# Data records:
------------------------------------------------
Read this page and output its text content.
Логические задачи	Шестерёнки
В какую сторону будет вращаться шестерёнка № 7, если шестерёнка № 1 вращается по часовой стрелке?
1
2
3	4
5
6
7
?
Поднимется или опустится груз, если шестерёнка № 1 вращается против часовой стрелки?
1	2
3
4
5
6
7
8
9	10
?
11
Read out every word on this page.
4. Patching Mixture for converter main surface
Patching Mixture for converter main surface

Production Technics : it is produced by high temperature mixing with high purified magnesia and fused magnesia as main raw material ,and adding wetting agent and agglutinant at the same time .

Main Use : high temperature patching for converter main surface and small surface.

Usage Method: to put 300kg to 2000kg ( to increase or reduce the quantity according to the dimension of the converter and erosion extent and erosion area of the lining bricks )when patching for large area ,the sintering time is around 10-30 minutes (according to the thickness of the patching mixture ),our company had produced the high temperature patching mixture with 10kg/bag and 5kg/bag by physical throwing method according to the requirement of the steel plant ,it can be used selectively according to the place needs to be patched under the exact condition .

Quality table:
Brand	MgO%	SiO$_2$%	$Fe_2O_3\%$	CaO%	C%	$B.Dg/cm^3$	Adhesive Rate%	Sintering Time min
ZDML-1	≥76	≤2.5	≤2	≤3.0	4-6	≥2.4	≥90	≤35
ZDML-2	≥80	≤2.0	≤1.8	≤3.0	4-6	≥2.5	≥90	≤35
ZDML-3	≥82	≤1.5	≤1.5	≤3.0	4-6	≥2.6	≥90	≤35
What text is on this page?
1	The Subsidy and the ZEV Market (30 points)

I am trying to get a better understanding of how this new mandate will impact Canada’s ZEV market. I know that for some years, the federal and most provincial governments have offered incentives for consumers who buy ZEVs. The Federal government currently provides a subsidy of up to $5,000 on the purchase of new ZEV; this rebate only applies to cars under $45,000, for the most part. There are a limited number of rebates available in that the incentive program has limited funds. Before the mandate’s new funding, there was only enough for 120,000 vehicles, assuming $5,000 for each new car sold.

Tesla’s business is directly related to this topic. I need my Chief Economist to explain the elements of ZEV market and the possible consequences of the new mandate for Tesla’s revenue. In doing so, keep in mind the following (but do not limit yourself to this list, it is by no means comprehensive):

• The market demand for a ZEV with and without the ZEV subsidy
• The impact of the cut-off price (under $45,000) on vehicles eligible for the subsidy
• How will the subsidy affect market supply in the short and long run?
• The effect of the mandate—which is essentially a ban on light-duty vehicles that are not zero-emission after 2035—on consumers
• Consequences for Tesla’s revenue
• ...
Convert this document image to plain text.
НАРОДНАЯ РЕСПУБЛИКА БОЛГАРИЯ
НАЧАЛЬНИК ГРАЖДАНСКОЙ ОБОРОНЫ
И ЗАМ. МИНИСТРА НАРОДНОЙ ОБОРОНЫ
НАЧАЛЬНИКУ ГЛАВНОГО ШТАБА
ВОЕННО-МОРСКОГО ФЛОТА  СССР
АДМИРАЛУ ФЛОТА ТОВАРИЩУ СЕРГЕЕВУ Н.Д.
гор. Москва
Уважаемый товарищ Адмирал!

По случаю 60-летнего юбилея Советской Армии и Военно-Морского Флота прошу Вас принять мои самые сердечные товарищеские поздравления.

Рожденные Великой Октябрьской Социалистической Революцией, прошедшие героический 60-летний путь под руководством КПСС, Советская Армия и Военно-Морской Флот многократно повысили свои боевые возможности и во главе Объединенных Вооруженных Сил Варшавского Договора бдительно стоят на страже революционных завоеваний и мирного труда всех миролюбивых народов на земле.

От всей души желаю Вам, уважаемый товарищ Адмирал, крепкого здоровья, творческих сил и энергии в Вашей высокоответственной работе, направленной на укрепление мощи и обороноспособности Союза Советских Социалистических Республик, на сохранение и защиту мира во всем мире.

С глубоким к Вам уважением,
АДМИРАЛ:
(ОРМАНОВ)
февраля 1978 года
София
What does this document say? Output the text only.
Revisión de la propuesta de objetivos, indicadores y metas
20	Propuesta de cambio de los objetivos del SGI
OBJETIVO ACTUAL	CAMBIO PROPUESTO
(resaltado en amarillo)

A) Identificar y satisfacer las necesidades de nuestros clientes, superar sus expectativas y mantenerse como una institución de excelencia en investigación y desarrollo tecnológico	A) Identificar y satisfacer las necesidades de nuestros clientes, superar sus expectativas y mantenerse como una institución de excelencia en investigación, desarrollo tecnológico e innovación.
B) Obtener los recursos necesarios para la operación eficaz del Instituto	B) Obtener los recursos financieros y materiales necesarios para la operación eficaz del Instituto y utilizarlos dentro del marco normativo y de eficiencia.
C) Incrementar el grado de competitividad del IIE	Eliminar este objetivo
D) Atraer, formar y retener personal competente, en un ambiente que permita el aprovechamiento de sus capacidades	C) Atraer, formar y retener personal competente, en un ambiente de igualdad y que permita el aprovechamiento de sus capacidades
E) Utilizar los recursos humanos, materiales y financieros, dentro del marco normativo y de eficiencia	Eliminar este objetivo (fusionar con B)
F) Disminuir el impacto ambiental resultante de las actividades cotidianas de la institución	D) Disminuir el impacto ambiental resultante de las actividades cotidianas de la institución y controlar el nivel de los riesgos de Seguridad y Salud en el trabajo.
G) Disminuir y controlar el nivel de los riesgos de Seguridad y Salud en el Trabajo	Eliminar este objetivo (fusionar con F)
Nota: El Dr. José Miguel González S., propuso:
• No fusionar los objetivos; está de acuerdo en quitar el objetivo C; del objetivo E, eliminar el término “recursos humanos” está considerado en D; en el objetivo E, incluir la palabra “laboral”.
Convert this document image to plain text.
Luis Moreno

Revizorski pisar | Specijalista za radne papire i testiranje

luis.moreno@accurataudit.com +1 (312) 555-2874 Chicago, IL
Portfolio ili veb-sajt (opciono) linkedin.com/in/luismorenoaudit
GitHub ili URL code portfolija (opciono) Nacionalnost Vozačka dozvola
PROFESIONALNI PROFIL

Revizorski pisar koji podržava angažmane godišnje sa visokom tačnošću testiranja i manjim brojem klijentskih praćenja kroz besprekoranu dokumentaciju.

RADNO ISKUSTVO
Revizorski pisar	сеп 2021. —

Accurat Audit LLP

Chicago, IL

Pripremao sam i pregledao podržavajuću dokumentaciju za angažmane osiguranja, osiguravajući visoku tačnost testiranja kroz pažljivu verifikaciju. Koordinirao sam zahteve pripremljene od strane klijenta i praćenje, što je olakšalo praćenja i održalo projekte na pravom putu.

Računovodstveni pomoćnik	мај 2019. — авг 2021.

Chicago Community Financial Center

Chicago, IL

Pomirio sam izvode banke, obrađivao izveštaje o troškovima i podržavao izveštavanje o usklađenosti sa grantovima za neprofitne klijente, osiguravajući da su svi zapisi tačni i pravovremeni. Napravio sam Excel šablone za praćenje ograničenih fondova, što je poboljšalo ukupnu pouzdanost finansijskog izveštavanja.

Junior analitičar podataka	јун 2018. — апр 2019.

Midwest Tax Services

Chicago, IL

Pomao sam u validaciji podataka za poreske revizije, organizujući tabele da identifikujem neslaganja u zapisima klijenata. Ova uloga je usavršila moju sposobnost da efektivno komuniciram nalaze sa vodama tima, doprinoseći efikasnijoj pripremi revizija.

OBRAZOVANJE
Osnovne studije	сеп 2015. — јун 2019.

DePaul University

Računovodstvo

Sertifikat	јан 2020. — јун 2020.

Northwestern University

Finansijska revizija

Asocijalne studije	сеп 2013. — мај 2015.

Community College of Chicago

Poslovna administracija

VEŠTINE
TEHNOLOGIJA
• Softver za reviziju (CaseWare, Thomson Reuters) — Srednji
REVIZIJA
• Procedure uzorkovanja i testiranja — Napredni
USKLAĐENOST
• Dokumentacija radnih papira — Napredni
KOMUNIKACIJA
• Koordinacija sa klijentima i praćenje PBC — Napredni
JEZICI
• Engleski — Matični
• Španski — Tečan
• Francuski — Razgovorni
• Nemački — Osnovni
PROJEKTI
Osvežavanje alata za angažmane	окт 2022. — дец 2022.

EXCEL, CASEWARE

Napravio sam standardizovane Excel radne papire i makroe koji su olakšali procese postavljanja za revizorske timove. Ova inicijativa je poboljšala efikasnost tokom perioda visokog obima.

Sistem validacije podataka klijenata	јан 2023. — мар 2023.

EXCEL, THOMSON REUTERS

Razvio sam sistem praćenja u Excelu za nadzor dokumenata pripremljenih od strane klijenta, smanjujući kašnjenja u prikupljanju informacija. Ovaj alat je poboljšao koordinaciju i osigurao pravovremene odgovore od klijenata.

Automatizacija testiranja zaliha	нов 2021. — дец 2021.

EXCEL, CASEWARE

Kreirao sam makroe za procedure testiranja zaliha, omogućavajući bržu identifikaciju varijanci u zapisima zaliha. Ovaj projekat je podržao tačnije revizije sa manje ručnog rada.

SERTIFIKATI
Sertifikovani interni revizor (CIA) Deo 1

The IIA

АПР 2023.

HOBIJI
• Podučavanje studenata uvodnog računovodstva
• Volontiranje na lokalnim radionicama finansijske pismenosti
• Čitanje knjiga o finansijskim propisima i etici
------------------------------------------------
# Exercise directions:
Copy every line of the material in which the word "University" occurs.

# Reply to the task:
DePaul University
Northwestern University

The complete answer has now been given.